Scan the listing below and copy every line holding "name".

(Extracted data entries)

=====

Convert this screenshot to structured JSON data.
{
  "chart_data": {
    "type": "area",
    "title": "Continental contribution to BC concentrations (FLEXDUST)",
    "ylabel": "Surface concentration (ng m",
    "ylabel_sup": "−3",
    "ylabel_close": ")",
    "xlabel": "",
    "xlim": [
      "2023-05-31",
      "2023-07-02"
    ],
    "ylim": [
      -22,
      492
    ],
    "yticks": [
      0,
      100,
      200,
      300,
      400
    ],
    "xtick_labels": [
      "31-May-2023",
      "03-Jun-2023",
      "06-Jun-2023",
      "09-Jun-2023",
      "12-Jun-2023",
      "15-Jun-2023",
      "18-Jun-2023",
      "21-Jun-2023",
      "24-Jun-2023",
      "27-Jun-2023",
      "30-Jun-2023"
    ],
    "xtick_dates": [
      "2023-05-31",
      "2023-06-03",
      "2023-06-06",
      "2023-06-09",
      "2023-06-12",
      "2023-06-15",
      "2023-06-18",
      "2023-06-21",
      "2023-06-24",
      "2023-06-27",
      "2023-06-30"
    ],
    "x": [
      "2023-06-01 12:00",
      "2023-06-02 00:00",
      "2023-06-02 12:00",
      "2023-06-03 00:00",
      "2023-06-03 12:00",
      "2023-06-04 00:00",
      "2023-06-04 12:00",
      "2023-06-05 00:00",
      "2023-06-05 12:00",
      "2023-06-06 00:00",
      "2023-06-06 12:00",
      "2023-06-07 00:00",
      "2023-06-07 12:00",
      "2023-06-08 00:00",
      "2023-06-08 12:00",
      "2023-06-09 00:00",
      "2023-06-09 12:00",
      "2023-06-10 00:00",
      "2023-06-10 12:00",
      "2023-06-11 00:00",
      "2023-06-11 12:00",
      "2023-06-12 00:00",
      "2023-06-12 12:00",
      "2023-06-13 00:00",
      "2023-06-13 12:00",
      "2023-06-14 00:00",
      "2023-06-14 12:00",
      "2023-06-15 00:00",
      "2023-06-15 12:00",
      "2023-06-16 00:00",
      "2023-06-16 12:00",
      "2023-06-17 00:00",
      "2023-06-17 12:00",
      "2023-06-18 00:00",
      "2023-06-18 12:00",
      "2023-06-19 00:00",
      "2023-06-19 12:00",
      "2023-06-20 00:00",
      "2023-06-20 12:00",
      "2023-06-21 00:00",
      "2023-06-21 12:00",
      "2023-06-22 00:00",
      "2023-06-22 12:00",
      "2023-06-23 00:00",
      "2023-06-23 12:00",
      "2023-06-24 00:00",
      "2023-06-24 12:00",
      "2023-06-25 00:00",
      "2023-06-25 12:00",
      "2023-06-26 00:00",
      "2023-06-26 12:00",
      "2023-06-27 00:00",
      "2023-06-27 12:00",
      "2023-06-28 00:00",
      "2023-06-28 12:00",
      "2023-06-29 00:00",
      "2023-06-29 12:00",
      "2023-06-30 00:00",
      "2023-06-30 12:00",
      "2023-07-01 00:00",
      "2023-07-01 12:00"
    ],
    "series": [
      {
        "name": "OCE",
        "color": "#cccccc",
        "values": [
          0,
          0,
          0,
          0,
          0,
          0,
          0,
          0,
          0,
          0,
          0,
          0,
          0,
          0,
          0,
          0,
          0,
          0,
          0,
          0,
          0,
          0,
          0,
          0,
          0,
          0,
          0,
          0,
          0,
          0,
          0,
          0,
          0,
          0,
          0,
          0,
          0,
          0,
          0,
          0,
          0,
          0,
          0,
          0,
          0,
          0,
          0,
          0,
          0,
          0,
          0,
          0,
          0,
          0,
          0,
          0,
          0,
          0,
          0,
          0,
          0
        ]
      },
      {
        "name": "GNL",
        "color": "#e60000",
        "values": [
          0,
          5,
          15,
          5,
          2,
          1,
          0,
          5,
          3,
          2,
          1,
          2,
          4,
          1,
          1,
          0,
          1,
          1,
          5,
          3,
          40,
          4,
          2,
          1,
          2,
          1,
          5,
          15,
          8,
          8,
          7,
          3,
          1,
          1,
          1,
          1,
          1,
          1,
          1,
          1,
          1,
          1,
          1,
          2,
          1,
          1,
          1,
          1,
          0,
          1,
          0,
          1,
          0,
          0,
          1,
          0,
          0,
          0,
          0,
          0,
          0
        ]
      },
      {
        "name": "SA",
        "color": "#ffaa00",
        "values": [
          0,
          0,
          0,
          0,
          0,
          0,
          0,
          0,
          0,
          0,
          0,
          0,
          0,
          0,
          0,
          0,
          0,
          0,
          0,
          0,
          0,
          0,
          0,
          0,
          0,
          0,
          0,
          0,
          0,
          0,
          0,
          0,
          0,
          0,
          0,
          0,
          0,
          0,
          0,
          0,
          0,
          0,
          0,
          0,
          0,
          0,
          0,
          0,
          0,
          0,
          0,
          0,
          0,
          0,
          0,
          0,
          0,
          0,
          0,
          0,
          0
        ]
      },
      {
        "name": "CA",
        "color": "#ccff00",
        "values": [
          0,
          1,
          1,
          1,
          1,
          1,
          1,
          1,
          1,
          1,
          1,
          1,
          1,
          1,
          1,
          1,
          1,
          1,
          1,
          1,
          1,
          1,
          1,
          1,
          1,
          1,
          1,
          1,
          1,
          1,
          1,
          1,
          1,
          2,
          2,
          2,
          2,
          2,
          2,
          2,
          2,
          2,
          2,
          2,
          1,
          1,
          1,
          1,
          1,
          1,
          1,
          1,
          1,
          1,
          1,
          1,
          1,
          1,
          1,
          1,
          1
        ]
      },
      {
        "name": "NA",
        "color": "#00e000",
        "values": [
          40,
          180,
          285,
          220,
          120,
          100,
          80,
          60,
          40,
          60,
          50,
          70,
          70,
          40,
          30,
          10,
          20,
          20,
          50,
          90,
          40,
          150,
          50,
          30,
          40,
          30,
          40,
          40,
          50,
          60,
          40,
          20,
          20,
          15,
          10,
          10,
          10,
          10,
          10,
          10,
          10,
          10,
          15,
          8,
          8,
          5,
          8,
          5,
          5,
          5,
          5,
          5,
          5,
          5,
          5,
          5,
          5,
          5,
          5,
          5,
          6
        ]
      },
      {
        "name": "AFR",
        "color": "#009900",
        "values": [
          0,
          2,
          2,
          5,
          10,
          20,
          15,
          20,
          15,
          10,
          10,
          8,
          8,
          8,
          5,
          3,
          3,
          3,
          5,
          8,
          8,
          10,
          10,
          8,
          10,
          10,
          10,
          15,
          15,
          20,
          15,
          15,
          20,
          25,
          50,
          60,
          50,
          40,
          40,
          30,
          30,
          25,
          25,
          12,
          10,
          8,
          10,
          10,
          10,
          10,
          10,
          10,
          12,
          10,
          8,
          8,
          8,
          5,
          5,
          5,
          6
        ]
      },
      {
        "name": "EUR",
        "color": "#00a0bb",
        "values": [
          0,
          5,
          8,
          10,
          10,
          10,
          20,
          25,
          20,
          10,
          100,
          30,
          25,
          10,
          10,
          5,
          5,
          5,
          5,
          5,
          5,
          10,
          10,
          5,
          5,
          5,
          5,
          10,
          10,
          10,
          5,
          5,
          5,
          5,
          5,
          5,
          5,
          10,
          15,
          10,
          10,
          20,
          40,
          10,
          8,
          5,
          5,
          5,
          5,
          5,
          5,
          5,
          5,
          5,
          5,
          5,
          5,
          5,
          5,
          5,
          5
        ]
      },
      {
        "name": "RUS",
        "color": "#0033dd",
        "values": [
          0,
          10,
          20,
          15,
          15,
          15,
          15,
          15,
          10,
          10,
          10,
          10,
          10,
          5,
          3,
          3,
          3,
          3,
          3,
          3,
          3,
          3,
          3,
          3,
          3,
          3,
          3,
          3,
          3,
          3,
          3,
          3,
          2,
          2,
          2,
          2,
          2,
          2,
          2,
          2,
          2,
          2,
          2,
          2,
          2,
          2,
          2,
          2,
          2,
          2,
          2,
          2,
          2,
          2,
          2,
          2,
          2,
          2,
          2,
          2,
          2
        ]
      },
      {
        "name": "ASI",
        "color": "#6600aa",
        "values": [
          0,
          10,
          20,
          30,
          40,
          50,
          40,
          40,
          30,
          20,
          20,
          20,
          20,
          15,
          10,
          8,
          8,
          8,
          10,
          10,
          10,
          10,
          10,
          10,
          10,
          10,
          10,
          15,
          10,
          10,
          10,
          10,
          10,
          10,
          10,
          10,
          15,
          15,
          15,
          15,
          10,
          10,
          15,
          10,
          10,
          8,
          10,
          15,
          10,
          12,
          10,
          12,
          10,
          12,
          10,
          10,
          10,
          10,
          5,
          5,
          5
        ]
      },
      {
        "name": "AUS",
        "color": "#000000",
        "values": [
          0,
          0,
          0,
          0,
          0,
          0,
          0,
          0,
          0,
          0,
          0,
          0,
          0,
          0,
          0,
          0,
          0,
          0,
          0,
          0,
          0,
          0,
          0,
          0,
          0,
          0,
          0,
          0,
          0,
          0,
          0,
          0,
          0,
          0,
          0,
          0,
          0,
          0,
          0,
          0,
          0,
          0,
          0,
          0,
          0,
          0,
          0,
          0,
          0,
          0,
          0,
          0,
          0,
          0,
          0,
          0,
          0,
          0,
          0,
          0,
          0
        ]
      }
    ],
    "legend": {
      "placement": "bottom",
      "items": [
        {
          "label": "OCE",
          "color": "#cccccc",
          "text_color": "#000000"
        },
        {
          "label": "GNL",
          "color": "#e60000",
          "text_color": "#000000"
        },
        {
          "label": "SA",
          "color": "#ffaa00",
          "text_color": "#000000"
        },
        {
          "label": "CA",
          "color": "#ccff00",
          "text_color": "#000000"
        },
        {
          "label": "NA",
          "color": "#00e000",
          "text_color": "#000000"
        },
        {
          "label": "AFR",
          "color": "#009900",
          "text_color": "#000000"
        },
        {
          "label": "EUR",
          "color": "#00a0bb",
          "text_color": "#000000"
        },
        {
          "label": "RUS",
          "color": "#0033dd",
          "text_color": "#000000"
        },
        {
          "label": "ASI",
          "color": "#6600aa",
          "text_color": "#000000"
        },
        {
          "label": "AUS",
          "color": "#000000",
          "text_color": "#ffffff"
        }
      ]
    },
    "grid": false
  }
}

=====

→ RESPONSE TO THE TASK:
        "name": "OCE",
        "name": "GNL",
        "name": "SA",
        "name": "CA",
        "name": "NA",
        "name": "AFR",
        "name": "EUR",
        "name": "RUS",
        "name": "ASI",
        "name": "AUS",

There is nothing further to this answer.